§ **ARTICLE**
/---
En octobre 2017, un mois après la rentrée, Anzorov est exclu de son lycée à Evreux pour avoir tabassé un élève qui l’avait poussé. L’adolescent a continué à donner des coups de poing dans la tête de la victime à terre pendant « plusieurs minutes », évoque un témoin sur procès-verbal, jusqu’à ce que ce dernier prononce le mot « pardon » à son injonction. Un médecin prescrit sept jours d’ITT, une plainte est déposée. En février 2018, nouvelle bagarre ultraviolente. Le lycéen, désormais inscrit en CAP préparation et réalisation d’ouvrages électriques, fracture la mâchoire et le nez d’un camarade devant son nouvel établissement. Nouvelle plainte, pas de condamnation. Au passage, Anzorov est décrit par un surveillant du lycée comme « provocateur », « nerveux et impulsif ». Une formule qu’il chérit semble résumer son état d’esprit : « Je fais ce que je veux. » Il la prononce à l’égard de sa victime d’octobre 2017. Il l’utilise encore quelques mois après avoir adhéré à une association de sports de combat, à Evreux. Lorsque le président lui demande de suivre les règles, il refuse. « Je m’en fiche, je fais ce que je veux, je suis tchétchène », rétorque-t-il, selon le témoignage de l’associatif.
\---
§ **LISTE DES ENREGISTREMENTS**
/---
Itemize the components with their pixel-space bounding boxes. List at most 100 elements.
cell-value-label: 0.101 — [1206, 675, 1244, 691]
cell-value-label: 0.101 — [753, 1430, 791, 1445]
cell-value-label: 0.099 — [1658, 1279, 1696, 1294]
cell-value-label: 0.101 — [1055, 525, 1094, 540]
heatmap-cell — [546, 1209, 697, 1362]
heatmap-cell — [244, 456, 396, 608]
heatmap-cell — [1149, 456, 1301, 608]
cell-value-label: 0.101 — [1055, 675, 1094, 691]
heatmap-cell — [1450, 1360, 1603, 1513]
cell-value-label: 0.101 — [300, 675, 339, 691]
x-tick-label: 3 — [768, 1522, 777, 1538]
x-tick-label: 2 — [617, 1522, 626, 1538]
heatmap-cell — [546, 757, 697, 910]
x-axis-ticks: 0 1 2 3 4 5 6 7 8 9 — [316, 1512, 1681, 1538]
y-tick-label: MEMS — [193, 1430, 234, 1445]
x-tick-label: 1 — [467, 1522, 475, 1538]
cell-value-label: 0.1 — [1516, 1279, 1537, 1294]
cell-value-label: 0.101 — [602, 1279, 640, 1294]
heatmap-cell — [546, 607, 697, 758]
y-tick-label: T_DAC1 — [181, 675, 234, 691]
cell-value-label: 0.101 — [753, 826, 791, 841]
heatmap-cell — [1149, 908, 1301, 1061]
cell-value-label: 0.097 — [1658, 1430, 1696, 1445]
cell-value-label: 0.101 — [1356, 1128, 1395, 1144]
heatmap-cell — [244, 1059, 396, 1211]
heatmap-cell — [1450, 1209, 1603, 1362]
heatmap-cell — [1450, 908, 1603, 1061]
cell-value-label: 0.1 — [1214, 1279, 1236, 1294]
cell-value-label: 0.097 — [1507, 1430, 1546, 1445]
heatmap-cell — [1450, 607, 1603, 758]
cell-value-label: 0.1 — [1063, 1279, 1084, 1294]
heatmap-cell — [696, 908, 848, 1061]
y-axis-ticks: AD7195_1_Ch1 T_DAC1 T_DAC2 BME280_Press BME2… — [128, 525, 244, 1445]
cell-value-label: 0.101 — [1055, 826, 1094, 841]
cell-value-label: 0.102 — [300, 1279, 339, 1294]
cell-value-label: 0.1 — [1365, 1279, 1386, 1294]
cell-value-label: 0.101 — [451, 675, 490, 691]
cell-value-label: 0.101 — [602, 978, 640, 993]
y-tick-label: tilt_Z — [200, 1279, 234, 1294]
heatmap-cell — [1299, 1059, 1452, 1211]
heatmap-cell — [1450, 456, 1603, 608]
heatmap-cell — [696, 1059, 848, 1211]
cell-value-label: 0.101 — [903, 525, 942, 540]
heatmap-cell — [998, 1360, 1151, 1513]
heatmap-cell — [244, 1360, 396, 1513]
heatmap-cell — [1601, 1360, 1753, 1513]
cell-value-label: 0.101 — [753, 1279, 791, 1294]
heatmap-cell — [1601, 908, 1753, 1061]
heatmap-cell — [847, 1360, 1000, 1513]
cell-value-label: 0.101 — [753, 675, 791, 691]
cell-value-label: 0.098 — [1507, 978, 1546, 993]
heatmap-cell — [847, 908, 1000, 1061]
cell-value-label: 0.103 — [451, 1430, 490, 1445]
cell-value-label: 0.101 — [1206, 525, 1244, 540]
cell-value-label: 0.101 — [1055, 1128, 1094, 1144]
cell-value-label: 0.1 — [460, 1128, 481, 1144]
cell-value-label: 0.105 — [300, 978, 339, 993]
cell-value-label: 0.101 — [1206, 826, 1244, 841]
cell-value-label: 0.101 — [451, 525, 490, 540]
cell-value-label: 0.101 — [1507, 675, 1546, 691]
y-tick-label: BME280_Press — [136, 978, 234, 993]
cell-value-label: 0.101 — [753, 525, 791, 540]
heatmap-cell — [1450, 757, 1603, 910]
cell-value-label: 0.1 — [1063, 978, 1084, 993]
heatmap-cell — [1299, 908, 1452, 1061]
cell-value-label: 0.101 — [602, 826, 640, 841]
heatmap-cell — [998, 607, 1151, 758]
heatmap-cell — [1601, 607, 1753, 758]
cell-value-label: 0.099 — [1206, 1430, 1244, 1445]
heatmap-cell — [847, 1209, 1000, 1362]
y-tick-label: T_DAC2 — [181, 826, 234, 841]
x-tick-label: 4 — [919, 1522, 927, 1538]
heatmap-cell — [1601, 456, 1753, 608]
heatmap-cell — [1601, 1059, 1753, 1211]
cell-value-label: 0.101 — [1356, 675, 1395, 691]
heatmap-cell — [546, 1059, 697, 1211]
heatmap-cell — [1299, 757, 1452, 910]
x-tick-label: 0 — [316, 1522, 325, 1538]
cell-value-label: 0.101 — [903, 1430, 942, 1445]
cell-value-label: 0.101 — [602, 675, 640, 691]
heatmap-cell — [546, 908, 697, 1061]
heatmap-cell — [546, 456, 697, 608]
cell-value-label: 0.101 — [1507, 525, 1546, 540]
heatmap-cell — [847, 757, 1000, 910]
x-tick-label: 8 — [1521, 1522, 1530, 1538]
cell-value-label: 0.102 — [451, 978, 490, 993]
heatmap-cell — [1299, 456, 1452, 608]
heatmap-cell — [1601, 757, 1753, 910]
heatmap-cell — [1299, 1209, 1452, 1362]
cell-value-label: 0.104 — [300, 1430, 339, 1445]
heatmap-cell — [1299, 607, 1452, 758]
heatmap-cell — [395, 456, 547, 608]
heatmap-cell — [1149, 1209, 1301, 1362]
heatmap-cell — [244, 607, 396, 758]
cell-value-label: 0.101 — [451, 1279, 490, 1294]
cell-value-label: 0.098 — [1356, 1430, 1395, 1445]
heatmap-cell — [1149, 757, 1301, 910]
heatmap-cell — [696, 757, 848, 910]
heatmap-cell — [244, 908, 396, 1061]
\---
§ **CONSIGNE**
Recopiez mot pour mot l'intégralité de l'article sur les violences d'Anzorov au lycée.

§ **CORRIGÉ**
En octobre 2017, un mois après la rentrée, Anzorov est exclu de son lycée à Evreux pour avoir tabassé un élève qui l’avait poussé. L’adolescent a continué à donner des coups de poing dans la tête de la victime à terre pendant « plusieurs minutes », évoque un témoin sur procès-verbal, jusqu’à ce que ce dernier prononce le mot « pardon » à son injonction. Un médecin prescrit sept jours d’ITT, une plainte est déposée. En février 2018, nouvelle bagarre ultraviolente. Le lycéen, désormais inscrit en CAP préparation et réalisation d’ouvrages électriques, fracture la mâchoire et le nez d’un camarade devant son nouvel établissement. Nouvelle plainte, pas de condamnation. Au passage, Anzorov est décrit par un surveillant du lycée comme « provocateur », « nerveux et impulsif ». Une formule qu’il chérit semble résumer son état d’esprit : « Je fais ce que je veux. » Il la prononce à l’égard de sa victime d’octobre 2017. Il l’utilise encore quelques mois après avoir adhéré à une association de sports de combat, à Evreux. Lorsque le président lui demande de suivre les règles, il refuse. « Je m’en fiche, je fais ce que je veux, je suis tchétchène », rétorque-t-il, selon le témoignage de l’associatif.